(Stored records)

## Start

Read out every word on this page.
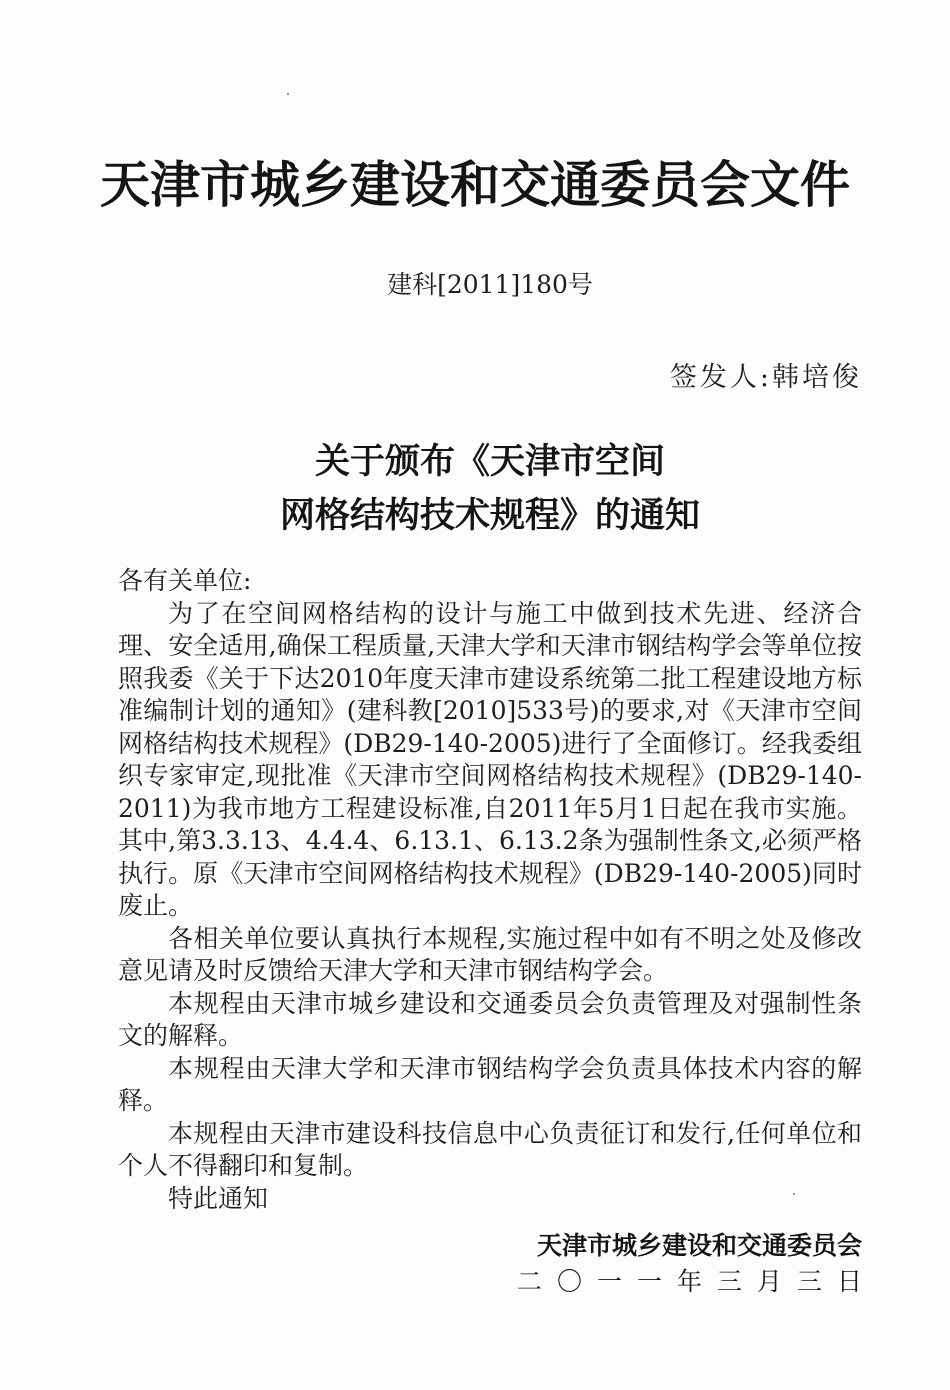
天津市城乡建设和交通委员会文件
建科[2011]180号
签发人:韩培俊
关于颁布《天津市空间
网格结构技术规程》的通知

各有关单位:

为了在空间网格结构的设计与施工中做到技术先进、经济合理、安全适用,确保工程质量,天津大学和天津市钢结构学会等单位按照我委《关于下达2010年度天津市建设系统第二批工程建设地方标准编制计划的通知》(建科教[2010]533号)的要求,对《天津市空间网格结构技术规程》(DB29-140-2005)进行了全面修订。经我委组织专家审定,现批准《天津市空间网格结构技术规程》(DB29-140-2011)为我市地方工程建设标准,自2011年5月1日起在我市实施。其中,第3.3.13、4.4.4、6.13.1、6.13.2条为强制性条文,必须严格执行。原《天津市空间网格结构技术规程》(DB29-140-2005)同时废止。

各相关单位要认真执行本规程,实施过程中如有不明之处及修改意见请及时反馈给天津大学和天津市钢结构学会。

本规程由天津市城乡建设和交通委员会负责管理及对强制性条文的解释。

本规程由天津大学和天津市钢结构学会负责具体技术内容的解释。

本规程由天津市建设科技信息中心负责征订和发行,任何单位和个人不得翻印和复制。

特此通知

天津市城乡建设和交通委员会
二〇一一年三月三日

## End

Transcribe the full listing character for character. Pictures are excluded.

Read out every word on this page.
天津市城乡建设和交通委员会文件
建科[2011]180号
签发人:韩培俊
关于颁布《天津市空间
网格结构技术规程》的通知

各有关单位:

为了在空间网格结构的设计与施工中做到技术先进、经济合理、安全适用,确保工程质量,天津大学和天津市钢结构学会等单位按照我委《关于下达2010年度天津市建设系统第二批工程建设地方标准编制计划的通知》(建科教[2010]533号)的要求,对《天津市空间网格结构技术规程》(DB29-140-2005)进行了全面修订。经我委组织专家审定,现批准《天津市空间网格结构技术规程》(DB29-140-2011)为我市地方工程建设标准,自2011年5月1日起在我市实施。其中,第3.3.13、4.4.4、6.13.1、6.13.2条为强制性条文,必须严格执行。原《天津市空间网格结构技术规程》(DB29-140-2005)同时废止。

各相关单位要认真执行本规程,实施过程中如有不明之处及修改意见请及时反馈给天津大学和天津市钢结构学会。

本规程由天津市城乡建设和交通委员会负责管理及对强制性条文的解释。

本规程由天津大学和天津市钢结构学会负责具体技术内容的解释。

本规程由天津市建设科技信息中心负责征订和发行,任何单位和个人不得翻印和复制。

特此通知

天津市城乡建设和交通委员会
二〇一一年三月三日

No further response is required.